▶ To do
Repeat the entire listing exactly as written.

▶ Stored data
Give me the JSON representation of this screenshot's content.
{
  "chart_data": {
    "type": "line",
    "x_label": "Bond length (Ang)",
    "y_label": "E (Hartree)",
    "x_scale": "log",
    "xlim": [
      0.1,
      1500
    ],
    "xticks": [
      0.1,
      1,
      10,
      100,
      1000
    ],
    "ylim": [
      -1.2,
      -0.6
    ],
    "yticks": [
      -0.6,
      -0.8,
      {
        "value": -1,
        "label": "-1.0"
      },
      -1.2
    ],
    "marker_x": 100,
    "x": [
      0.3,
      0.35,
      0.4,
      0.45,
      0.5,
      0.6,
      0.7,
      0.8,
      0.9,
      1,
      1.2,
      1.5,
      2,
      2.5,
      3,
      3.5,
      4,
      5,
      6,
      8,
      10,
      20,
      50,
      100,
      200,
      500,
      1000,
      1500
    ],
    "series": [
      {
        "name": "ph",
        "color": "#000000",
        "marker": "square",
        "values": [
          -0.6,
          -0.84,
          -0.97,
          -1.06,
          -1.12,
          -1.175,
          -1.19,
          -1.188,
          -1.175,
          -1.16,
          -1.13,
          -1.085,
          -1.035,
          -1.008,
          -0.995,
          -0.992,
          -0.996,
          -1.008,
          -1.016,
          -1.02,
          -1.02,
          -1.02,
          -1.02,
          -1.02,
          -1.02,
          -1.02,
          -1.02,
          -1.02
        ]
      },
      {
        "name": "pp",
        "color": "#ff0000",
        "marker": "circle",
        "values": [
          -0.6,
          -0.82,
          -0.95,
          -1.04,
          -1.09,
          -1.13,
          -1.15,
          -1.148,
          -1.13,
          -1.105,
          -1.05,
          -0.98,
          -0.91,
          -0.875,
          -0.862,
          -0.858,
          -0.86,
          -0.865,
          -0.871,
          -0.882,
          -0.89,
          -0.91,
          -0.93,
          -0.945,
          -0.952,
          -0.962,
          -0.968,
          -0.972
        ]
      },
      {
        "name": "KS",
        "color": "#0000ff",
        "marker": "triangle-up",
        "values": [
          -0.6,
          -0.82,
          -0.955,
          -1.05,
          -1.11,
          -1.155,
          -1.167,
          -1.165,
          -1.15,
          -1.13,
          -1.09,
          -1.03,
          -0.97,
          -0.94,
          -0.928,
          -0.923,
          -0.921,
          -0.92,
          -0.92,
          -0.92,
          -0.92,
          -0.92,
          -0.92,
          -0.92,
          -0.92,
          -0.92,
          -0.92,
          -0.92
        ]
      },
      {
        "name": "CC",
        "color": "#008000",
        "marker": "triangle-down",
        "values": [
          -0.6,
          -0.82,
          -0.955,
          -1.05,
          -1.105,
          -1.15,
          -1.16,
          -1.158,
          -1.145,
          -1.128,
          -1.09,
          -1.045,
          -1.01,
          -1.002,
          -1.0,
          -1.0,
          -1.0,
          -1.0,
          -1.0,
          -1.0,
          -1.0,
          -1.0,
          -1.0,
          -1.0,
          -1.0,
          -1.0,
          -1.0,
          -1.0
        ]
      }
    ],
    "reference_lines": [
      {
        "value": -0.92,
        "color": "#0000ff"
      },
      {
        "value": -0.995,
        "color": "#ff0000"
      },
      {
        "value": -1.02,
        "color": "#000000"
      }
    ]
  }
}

▶ Result below
Give me the JSON representation of this screenshot's content.
{
  "chart_data": {
    "type": "line",
    "x_label": "Bond length (Ang)",
    "y_label": "E (Hartree)",
    "x_scale": "log",
    "xlim": [
      0.1,
      1500
    ],
    "xticks": [
      0.1,
      1,
      10,
      100,
      1000
    ],
    "ylim": [
      -1.2,
      -0.6
    ],
    "yticks": [
      -0.6,
      -0.8,
      {
        "value": -1,
        "label": "-1.0"
      },
      -1.2
    ],
    "marker_x": 100,
    "x": [
      0.3,
      0.35,
      0.4,
      0.45,
      0.5,
      0.6,
      0.7,
      0.8,
      0.9,
      1,
      1.2,
      1.5,
      2,
      2.5,
      3,
      3.5,
      4,
      5,
      6,
      8,
      10,
      20,
      50,
      100,
      200,
      500,
      1000,
      1500
    ],
    "series": [
      {
        "name": "ph",
        "color": "#000000",
        "marker": "square",
        "values": [
          -0.6,
          -0.84,
          -0.97,
          -1.06,
          -1.12,
          -1.175,
          -1.19,
          -1.188,
          -1.175,
          -1.16,
          -1.13,
          -1.085,
          -1.035,
          -1.008,
          -0.995,
          -0.992,
          -0.996,
          -1.008,
          -1.016,
          -1.02,
          -1.02,
          -1.02,
          -1.02,
          -1.02,
          -1.02,
          -1.02,
          -1.02,
          -1.02
        ]
      },
      {
        "name": "pp",
        "color": "#ff0000",
        "marker": "circle",
        "values": [
          -0.6,
          -0.82,
          -0.95,
          -1.04,
          -1.09,
          -1.13,
          -1.15,
          -1.148,
          -1.13,
          -1.105,
          -1.05,
          -0.98,
          -0.91,
          -0.875,
          -0.862,
          -0.858,
          -0.86,
          -0.865,
          -0.871,
          -0.882,
          -0.89,
          -0.91,
          -0.93,
          -0.945,
          -0.952,
          -0.962,
          -0.968,
          -0.972
        ]
      },
      {
        "name": "KS",
        "color": "#0000ff",
        "marker": "triangle-up",
        "values": [
          -0.6,
          -0.82,
          -0.955,
          -1.05,
          -1.11,
          -1.155,
          -1.167,
          -1.165,
          -1.15,
          -1.13,
          -1.09,
          -1.03,
          -0.97,
          -0.94,
          -0.928,
          -0.923,
          -0.921,
          -0.92,
          -0.92,
          -0.92,
          -0.92,
          -0.92,
          -0.92,
          -0.92,
          -0.92,
          -0.92,
          -0.92,
          -0.92
        ]
      },
      {
        "name": "CC",
        "color": "#008000",
        "marker": "triangle-down",
        "values": [
          -0.6,
          -0.82,
          -0.955,
          -1.05,
          -1.105,
          -1.15,
          -1.16,
          -1.158,
          -1.145,
          -1.128,
          -1.09,
          -1.045,
          -1.01,
          -1.002,
          -1.0,
          -1.0,
          -1.0,
          -1.0,
          -1.0,
          -1.0,
          -1.0,
          -1.0,
          -1.0,
          -1.0,
          -1.0,
          -1.0,
          -1.0,
          -1.0
        ]
      }
    ],
    "reference_lines": [
      {
        "value": -0.92,
        "color": "#0000ff"
      },
      {
        "value": -0.995,
        "color": "#ff0000"
      },
      {
        "value": -1.02,
        "color": "#000000"
      }
    ]
  }
}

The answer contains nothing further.